Provided data:
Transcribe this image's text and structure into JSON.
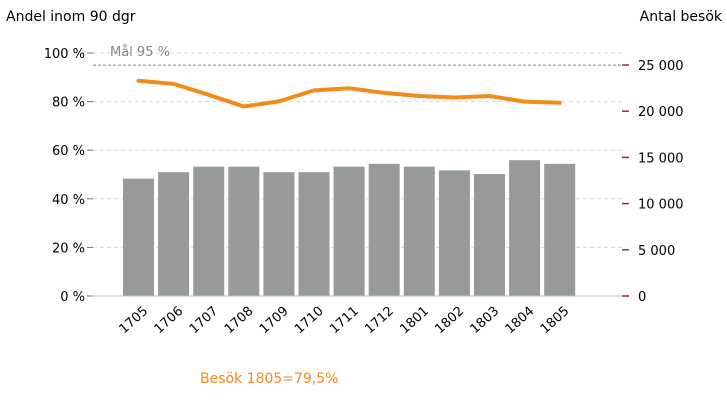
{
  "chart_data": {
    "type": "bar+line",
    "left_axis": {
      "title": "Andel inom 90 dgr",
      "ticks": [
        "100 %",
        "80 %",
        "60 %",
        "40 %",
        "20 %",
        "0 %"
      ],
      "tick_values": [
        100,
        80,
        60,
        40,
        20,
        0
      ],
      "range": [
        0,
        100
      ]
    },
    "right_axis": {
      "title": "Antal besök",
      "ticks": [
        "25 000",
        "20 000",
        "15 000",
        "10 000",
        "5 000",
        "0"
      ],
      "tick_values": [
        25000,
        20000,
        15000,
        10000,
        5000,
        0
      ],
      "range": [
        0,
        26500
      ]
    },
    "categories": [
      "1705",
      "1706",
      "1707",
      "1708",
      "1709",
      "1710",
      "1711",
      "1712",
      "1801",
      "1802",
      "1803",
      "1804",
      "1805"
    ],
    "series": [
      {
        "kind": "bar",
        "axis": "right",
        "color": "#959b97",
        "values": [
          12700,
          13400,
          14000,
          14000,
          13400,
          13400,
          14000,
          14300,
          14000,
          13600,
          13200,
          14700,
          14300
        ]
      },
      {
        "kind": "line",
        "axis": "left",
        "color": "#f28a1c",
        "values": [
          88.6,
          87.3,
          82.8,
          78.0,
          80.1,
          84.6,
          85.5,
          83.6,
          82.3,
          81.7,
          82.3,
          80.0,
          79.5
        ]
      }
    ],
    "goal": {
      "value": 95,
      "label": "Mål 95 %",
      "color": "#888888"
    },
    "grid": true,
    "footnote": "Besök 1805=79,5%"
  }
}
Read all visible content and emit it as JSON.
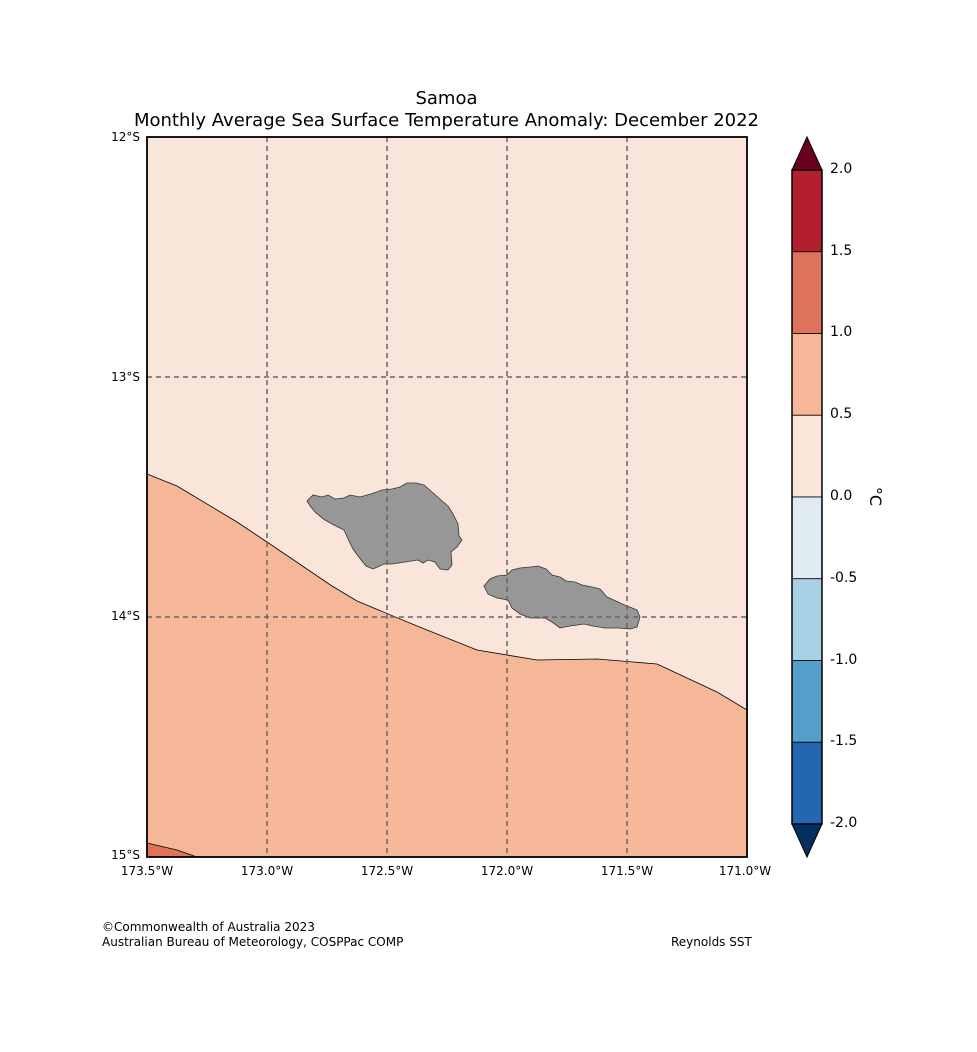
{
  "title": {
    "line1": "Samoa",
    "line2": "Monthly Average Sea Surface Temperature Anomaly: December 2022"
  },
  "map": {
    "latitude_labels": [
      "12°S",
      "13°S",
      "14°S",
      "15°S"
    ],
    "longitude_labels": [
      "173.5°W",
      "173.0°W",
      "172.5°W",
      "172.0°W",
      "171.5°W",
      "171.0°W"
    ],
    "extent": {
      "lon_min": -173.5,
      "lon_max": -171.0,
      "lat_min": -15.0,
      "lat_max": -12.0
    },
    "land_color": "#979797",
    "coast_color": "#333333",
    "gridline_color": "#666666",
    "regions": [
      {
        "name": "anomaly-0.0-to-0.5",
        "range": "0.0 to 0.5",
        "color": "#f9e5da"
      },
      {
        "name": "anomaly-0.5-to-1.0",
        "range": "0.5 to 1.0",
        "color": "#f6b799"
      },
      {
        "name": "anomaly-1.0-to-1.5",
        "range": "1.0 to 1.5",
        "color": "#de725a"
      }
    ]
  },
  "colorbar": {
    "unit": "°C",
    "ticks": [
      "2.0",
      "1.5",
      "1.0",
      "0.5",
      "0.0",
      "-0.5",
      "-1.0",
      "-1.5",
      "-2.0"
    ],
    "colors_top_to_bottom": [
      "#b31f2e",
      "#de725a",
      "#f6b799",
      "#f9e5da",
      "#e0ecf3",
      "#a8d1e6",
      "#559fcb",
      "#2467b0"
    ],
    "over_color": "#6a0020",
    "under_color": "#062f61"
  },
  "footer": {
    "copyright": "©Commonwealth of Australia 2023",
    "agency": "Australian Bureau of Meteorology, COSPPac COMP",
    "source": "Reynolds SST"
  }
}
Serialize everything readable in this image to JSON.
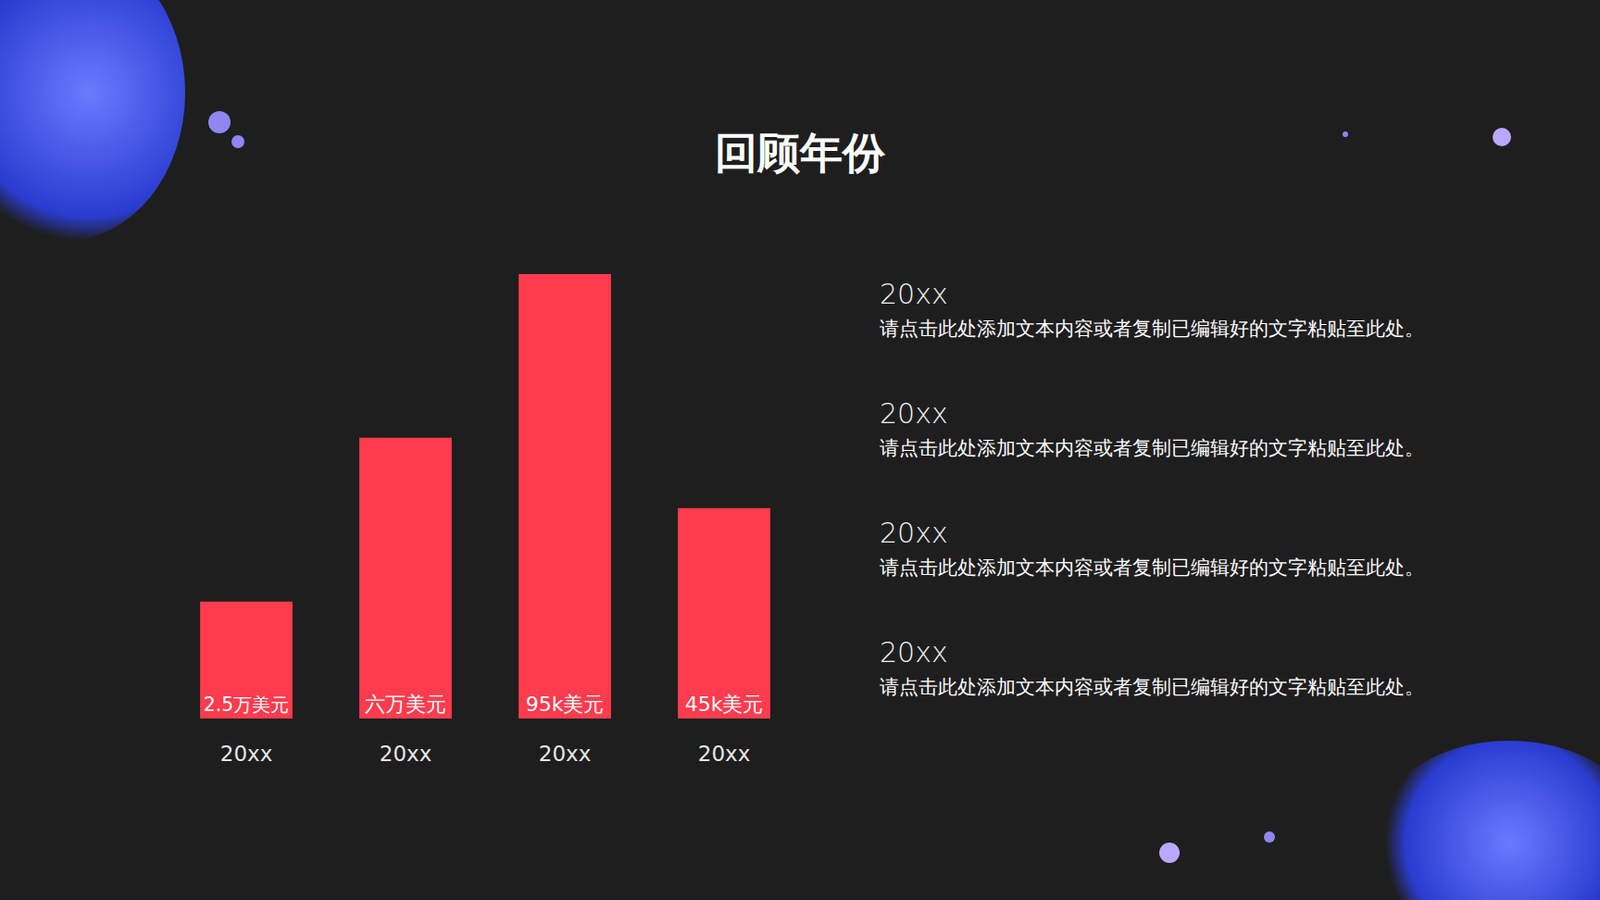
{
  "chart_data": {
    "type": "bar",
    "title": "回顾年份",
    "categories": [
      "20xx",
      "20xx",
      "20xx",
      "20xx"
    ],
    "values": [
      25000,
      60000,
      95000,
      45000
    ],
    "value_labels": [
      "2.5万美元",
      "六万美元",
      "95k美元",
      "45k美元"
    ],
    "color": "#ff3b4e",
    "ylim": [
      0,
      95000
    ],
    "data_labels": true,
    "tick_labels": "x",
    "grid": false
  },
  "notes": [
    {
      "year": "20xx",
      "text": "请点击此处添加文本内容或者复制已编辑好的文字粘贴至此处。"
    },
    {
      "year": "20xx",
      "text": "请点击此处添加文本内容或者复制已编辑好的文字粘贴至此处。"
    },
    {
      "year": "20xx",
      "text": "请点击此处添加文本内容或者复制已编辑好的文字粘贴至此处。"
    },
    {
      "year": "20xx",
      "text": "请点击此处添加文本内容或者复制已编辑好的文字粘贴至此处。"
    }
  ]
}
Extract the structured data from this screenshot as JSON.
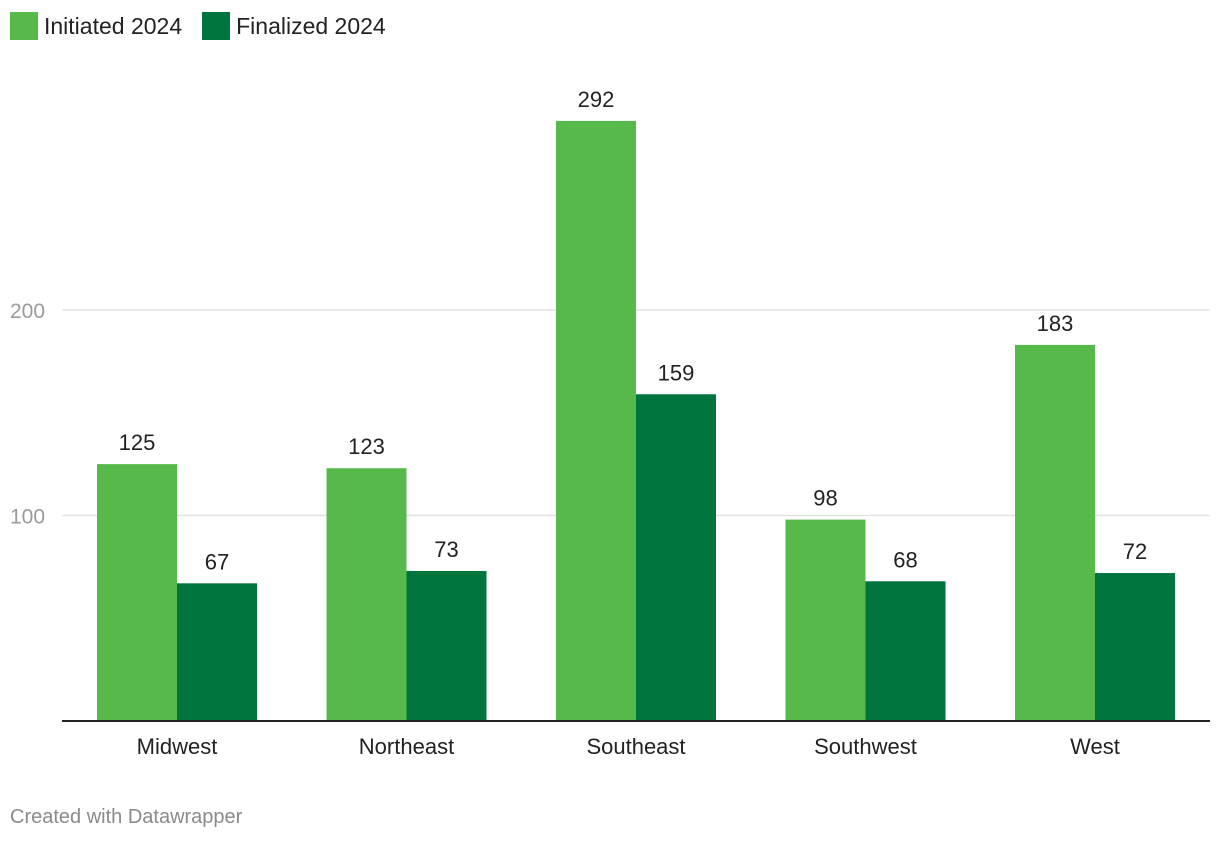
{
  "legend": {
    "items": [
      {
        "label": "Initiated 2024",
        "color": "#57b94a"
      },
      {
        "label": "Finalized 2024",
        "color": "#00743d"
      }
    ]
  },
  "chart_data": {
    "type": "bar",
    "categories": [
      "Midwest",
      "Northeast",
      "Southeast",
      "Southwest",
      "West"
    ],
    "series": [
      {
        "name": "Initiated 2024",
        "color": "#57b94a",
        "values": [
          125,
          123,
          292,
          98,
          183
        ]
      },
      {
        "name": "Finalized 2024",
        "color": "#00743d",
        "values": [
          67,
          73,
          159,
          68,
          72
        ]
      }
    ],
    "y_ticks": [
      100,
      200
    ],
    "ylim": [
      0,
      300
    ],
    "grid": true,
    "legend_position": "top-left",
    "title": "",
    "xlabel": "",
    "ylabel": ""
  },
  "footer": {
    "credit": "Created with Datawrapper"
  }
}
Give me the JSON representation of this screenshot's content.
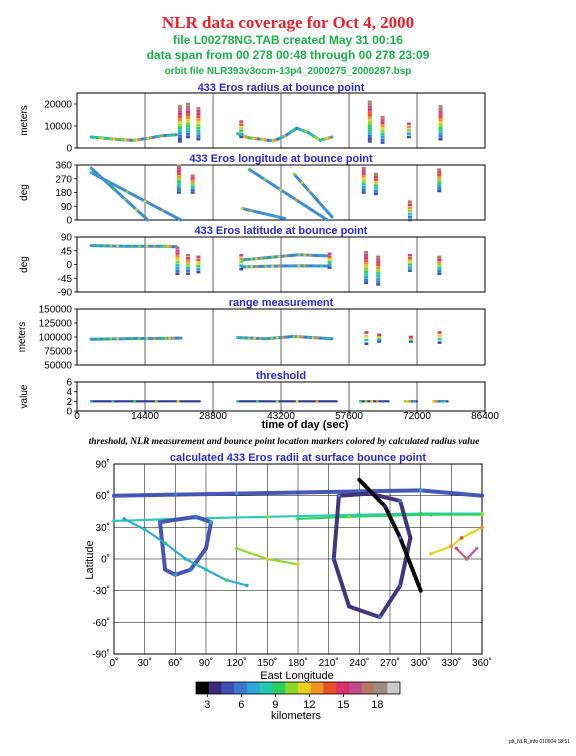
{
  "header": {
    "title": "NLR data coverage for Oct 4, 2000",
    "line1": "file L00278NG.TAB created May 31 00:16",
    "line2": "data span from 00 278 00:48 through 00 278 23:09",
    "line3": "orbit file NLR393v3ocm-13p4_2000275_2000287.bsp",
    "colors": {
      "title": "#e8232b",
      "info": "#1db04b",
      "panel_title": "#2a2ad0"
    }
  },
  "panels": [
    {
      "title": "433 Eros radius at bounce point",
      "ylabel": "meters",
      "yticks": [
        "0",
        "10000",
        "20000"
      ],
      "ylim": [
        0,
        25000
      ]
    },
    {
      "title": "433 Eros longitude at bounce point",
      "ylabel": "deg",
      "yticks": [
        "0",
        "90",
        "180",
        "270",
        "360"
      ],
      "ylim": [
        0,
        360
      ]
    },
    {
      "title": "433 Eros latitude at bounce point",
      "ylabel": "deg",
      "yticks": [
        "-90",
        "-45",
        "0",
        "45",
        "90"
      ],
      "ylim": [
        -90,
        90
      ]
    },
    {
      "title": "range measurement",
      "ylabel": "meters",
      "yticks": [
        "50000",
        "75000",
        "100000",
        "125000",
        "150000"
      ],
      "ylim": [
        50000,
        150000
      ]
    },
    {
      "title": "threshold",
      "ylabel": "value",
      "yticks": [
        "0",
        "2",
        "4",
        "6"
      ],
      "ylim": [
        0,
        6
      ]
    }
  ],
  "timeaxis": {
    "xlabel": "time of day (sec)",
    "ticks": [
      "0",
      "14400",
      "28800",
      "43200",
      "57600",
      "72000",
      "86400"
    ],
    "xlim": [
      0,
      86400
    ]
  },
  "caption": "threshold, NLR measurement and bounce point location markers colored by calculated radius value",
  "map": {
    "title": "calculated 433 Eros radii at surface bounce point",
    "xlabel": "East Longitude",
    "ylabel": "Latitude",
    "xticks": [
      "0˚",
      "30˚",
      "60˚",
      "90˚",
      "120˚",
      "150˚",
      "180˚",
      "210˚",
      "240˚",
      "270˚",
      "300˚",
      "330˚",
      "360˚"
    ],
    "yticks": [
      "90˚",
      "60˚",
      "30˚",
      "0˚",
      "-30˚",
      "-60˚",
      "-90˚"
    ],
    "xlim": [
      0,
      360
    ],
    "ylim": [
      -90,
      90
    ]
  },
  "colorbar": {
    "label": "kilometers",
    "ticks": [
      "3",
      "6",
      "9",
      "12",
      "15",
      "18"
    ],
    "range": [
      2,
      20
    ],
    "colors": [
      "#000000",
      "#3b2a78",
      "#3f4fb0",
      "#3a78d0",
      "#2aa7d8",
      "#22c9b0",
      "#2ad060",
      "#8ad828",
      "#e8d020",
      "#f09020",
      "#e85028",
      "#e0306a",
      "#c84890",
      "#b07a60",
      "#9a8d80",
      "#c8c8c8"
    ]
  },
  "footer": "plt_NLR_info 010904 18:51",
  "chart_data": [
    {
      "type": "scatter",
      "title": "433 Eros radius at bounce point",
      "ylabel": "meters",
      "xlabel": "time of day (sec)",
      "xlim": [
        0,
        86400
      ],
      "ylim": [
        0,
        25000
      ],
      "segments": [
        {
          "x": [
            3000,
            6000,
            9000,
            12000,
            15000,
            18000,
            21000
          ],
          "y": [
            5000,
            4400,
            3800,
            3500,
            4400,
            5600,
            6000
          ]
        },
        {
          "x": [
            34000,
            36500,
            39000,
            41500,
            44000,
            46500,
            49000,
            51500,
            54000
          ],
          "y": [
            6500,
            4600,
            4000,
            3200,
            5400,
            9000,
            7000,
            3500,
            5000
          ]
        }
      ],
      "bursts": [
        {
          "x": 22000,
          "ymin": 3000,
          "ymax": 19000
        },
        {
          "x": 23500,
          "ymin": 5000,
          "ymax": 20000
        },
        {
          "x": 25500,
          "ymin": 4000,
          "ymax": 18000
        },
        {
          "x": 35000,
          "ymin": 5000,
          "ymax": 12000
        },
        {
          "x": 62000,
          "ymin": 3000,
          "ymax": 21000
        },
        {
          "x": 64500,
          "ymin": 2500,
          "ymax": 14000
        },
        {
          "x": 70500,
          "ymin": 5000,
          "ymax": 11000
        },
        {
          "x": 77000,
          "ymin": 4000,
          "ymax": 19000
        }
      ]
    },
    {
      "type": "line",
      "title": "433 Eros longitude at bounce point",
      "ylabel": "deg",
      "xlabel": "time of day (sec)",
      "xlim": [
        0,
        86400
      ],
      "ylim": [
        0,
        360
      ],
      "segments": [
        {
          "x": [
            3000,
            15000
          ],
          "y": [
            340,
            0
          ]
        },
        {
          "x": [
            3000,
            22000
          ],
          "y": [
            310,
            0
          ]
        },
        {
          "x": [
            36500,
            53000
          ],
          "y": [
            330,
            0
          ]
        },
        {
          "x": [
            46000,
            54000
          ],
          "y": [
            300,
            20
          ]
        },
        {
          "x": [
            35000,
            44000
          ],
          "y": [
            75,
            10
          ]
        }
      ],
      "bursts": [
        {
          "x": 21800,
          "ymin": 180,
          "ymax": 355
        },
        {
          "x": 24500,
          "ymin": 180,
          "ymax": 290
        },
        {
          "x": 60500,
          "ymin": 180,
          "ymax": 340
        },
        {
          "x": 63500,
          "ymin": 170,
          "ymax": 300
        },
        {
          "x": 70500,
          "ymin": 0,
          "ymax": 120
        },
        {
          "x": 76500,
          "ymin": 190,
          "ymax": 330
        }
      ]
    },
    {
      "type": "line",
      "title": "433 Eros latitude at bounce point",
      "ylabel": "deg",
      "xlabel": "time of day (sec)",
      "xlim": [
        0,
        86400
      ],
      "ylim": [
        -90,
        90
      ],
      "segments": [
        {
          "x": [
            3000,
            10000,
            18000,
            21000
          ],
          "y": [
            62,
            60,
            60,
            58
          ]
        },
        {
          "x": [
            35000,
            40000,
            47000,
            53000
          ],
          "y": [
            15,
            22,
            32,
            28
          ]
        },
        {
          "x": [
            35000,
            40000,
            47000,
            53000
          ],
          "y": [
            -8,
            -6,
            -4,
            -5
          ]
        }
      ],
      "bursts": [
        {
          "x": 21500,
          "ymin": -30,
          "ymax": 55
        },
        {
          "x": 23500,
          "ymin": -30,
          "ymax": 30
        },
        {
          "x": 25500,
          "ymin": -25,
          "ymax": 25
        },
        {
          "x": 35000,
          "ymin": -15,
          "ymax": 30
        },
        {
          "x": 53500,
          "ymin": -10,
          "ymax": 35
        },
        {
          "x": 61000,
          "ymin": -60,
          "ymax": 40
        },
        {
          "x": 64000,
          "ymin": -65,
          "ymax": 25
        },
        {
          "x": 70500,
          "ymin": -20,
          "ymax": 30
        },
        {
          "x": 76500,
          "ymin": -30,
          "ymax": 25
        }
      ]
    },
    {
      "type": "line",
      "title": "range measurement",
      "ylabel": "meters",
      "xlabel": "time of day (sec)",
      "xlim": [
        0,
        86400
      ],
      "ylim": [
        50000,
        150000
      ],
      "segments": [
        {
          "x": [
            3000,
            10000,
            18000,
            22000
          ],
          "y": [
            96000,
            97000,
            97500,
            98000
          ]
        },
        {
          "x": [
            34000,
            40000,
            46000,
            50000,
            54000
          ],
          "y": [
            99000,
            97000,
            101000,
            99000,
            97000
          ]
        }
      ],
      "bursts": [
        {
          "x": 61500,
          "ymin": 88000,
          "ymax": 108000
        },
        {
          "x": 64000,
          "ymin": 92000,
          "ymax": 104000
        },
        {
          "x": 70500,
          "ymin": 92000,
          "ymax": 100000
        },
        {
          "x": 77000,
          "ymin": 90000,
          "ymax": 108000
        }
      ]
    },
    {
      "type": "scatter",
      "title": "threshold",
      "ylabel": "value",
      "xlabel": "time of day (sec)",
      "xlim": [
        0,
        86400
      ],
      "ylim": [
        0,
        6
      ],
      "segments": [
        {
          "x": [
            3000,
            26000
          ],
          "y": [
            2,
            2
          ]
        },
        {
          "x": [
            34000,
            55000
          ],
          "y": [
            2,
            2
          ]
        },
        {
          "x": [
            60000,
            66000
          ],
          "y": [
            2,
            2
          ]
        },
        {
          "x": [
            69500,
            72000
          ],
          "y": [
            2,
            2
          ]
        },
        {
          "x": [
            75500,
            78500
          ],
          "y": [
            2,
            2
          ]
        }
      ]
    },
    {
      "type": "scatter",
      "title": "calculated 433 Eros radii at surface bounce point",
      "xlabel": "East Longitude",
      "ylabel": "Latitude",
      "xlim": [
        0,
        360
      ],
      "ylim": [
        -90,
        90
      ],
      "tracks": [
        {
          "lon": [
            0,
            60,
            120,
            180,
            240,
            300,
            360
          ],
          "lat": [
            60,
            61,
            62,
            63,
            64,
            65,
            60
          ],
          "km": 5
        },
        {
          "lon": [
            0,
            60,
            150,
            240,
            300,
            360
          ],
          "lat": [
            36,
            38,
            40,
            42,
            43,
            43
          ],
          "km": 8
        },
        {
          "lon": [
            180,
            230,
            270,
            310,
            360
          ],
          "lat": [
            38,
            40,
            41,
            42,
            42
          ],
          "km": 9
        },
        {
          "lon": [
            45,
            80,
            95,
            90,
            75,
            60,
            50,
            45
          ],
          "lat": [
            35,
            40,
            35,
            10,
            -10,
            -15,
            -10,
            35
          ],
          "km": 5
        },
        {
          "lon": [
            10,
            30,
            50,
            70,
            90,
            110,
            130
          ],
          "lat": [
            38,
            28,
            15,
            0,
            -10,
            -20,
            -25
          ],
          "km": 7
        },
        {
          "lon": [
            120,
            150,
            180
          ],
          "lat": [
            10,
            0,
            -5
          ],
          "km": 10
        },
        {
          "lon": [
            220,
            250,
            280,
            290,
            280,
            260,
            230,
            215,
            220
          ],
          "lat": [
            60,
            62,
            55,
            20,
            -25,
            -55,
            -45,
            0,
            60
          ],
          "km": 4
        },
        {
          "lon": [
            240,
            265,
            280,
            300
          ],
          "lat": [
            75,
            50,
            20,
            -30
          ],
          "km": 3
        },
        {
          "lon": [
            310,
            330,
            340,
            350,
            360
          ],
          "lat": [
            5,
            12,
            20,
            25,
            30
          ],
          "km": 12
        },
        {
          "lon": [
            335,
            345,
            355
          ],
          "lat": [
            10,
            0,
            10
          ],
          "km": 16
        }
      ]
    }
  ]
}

Task statement:
Choose all lines containing the string "Finalized" and copy them out.

Result:
        "label": "Finalized 2024",
        "name": "Finalized 2024",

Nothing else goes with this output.